WHAT YOU NEED TO DO: Can you output every line of the items below as a JSON list of strings, one string per line, with blank lines skipped and the pictures left out?

─── DATA ENTRIES

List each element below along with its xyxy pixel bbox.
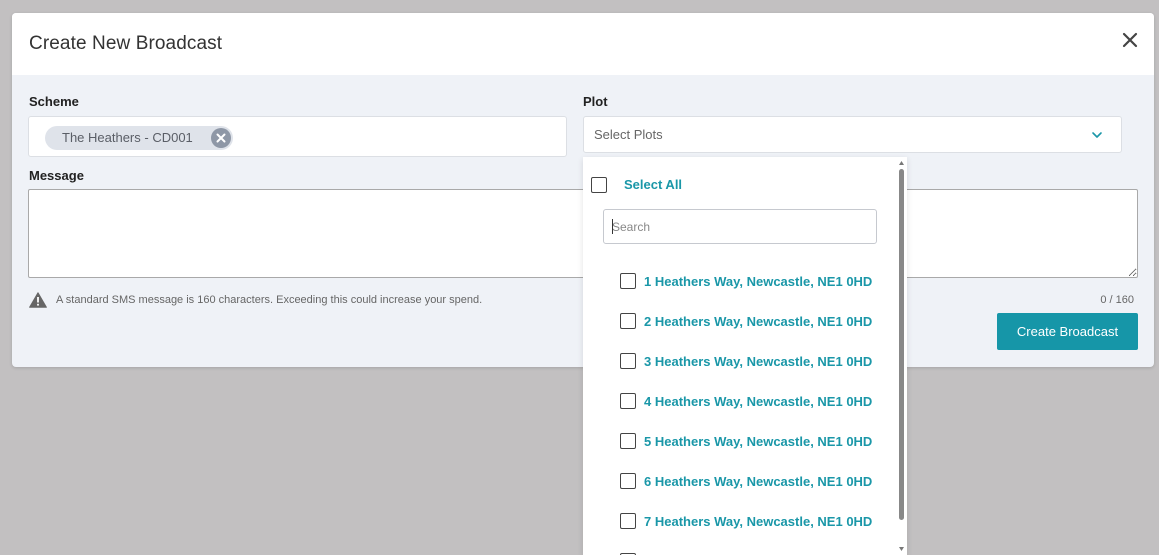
plot-option[interactable]: 4 Heathers Way, Newcastle, NE1 0HD [583,381,893,421]
modal-title: Create New Broadcast [29,33,223,54]
plot-option-label: 7 Heathers Way, Newcastle, NE1 0HD [644,514,873,529]
plot-option-checkbox[interactable] [620,273,636,289]
close-button[interactable] [1122,32,1138,48]
char-count: 0 / 160 [1100,294,1134,306]
plot-option-checkbox[interactable] [620,433,636,449]
plot-search-input[interactable] [603,209,877,244]
plot-option[interactable]: 2 Heathers Way, Newcastle, NE1 0HD [583,301,893,341]
message-label: Message [29,168,84,183]
plot-select[interactable]: Select Plots [583,116,1122,153]
plot-select-placeholder: Select Plots [594,127,663,142]
warning-icon [29,292,47,308]
plot-option-checkbox[interactable] [620,393,636,409]
scheme-label: Scheme [29,94,79,109]
scheme-chip: The Heathers - CD001 [45,126,233,150]
plot-option-label: 6 Heathers Way, Newcastle, NE1 0HD [644,474,873,489]
scroll-down-arrow-icon[interactable] [898,546,905,552]
create-broadcast-button[interactable]: Create Broadcast [997,313,1138,350]
dropdown-scrollbar[interactable] [896,157,907,555]
select-all-checkbox[interactable] [591,177,607,193]
plot-option-checkbox[interactable] [620,313,636,329]
plot-option-checkbox[interactable] [620,473,636,489]
sms-warning-text: A standard SMS message is 160 characters… [56,294,483,306]
scheme-chip-label: The Heathers - CD001 [62,130,193,145]
plot-option[interactable]: 3 Heathers Way, Newcastle, NE1 0HD [583,341,893,381]
plot-option[interactable]: 5 Heathers Way, Newcastle, NE1 0HD [583,421,893,461]
plot-option[interactable]: 6 Heathers Way, Newcastle, NE1 0HD [583,461,893,501]
scroll-thumb[interactable] [899,169,904,520]
plot-option-label: 2 Heathers Way, Newcastle, NE1 0HD [644,314,873,329]
plot-option-checkbox[interactable] [620,353,636,369]
scroll-up-arrow-icon[interactable] [898,160,905,166]
modal-header: Create New Broadcast [12,13,1154,75]
plot-option[interactable]: 8 Heathers Way, Newcastle, NE1 0HD [583,541,893,555]
plot-option-label: 3 Heathers Way, Newcastle, NE1 0HD [644,354,873,369]
remove-icon [216,133,226,143]
plot-option-checkbox[interactable] [620,513,636,529]
close-icon [1122,32,1138,48]
remove-chip-button[interactable] [211,128,231,148]
plot-label: Plot [583,94,608,109]
plot-option-label: 1 Heathers Way, Newcastle, NE1 0HD [644,274,873,289]
scheme-multiselect[interactable]: The Heathers - CD001 [28,116,567,157]
chevron-down-icon [1092,132,1102,138]
plot-option-label: 4 Heathers Way, Newcastle, NE1 0HD [644,394,873,409]
plot-option[interactable]: 1 Heathers Way, Newcastle, NE1 0HD [583,261,893,301]
text-caret [612,219,613,234]
select-all-label[interactable]: Select All [624,177,682,192]
plot-option[interactable]: 7 Heathers Way, Newcastle, NE1 0HD [583,501,893,541]
plot-dropdown-panel: Select All 1 Heathers Way, Newcastle, NE… [583,157,907,555]
plot-option-label: 5 Heathers Way, Newcastle, NE1 0HD [644,434,873,449]
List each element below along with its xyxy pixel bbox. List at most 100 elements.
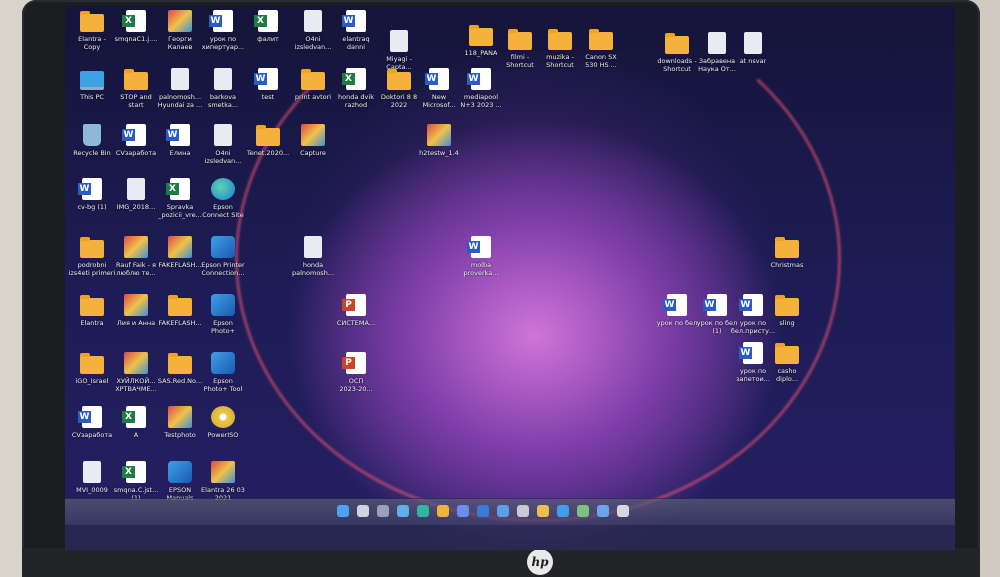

──────

RESPONSE TO THIS TASK:
[
  "List each element below along with its xyxy pixel bbox.",
  "plot-option[interactable]: 4 Heathers Way, Newcastle, NE1 0HD [583,381,893,421]",
  "modal-title: Create New Broadcast [29,33,223,54]",
  "plot-option-label: 7 Heathers Way, Newcastle, NE1 0HD [644,514,873,529]",
  "plot-option-checkbox[interactable] [620,273,636,289]",
  "close-button[interactable] [1122,32,1138,48]",
  "char-count: 0 / 160 [1100,294,1134,306]",
  "plot-option-checkbox[interactable] [620,433,636,449]",
  "plot-search-input[interactable] [603,209,877,244]",
  "plot-option[interactable]: 2 Heathers Way, Newcastle, NE1 0HD [583,301,893,341]",
  "message-label: Message [29,168,84,183]",
  "plot-select[interactable]: Select Plots [583,116,1122,153]",
  "plot-select-placeholder: Select Plots [594,127,663,142]",
  "warning-icon [29,292,47,308]",
  "plot-option-checkbox[interactable] [620,393,636,409]",
  "scheme-label: Scheme [29,94,79,109]",
  "scheme-chip: The Heathers - CD001 [45,126,233,150]",
  "plot-option-label: 6 Heathers Way, Newcastle, NE1 0HD [644,474,873,489]",
  "scroll-down-arrow-icon[interactable] [898,546,905,552]",
  "create-broadcast-button[interactable]: Create Broadcast [997,313,1138,350]",
  "dropdown-scrollbar[interactable] [896,157,907,555]",
  "select-all-checkbox[interactable] [591,177,607,193]",
  "plot-option-checkbox[interactable] [620,313,636,329]",
  "plot-option-checkbox[interactable] [620,473,636,489]",
  "sms-warning-text: A standard SMS message is 160 characters… [56,294,483,306]",
  "scheme-chip-label: The Heathers - CD001 [62,130,193,145]",
  "plot-option[interactable]: 3 Heathers Way, Newcastle, NE1 0HD [583,341,893,381]",
  "plot-option[interactable]: 5 Heathers Way, Newcastle, NE1 0HD [583,421,893,461]",
  "plot-option[interactable]: 6 Heathers Way, Newcastle, NE1 0HD [583,461,893,501]",
  "scroll-thumb[interactable] [899,169,904,520]",
  "plot-option-label: 2 Heathers Way, Newcastle, NE1 0HD [644,314,873,329]",
  "plot-option-checkbox[interactable] [620,353,636,369]",
  "scroll-up-arrow-icon[interactable] [898,160,905,166]",
  "modal-header: Create New Broadcast [12,13,1154,75]",
  "plot-option[interactable]: 8 Heathers Way, Newcastle, NE1 0HD [583,541,893,555]",
  "plot-option-label: 3 Heathers Way, Newcastle, NE1 0HD [644,354,873,369]",
  "remove-icon [216,133,226,143]",
  "plot-option-checkbox[interactable] [620,513,636,529]",
  "close-icon [1122,32,1138,48]",
  "remove-chip-button[interactable] [211,128,231,148]",
  "plot-label: Plot [583,94,608,109]",
  "plot-option-label: 1 Heathers Way, Newcastle, NE1 0HD [644,274,873,289]",
  "scheme-multiselect[interactable]: The Heathers - CD001 [28,116,567,157]",
  "chevron-down-icon [1092,132,1102,138]",
  "plot-option-label: 4 Heathers Way, Newcastle, NE1 0HD [644,394,873,409]",
  "plot-option[interactable]: 1 Heathers Way, Newcastle, NE1 0HD [583,261,893,301]",
  "text-caret [612,219,613,234]",
  "select-all-label[interactable]: Select All [624,177,682,192]",
  "plot-option[interactable]: 7 Heathers Way, Newcastle, NE1 0HD [583,501,893,541]",
  "plot-dropdown-panel: Select All 1 Heathers Way, Newcastle, NE… [583,157,907,555]",
  "plot-option-label: 5 Heathers Way, Newcastle, NE1 0HD [644,434,873,449]",
  "List each element below along with its xyxy pixel bbox. List at most 100 elements."
]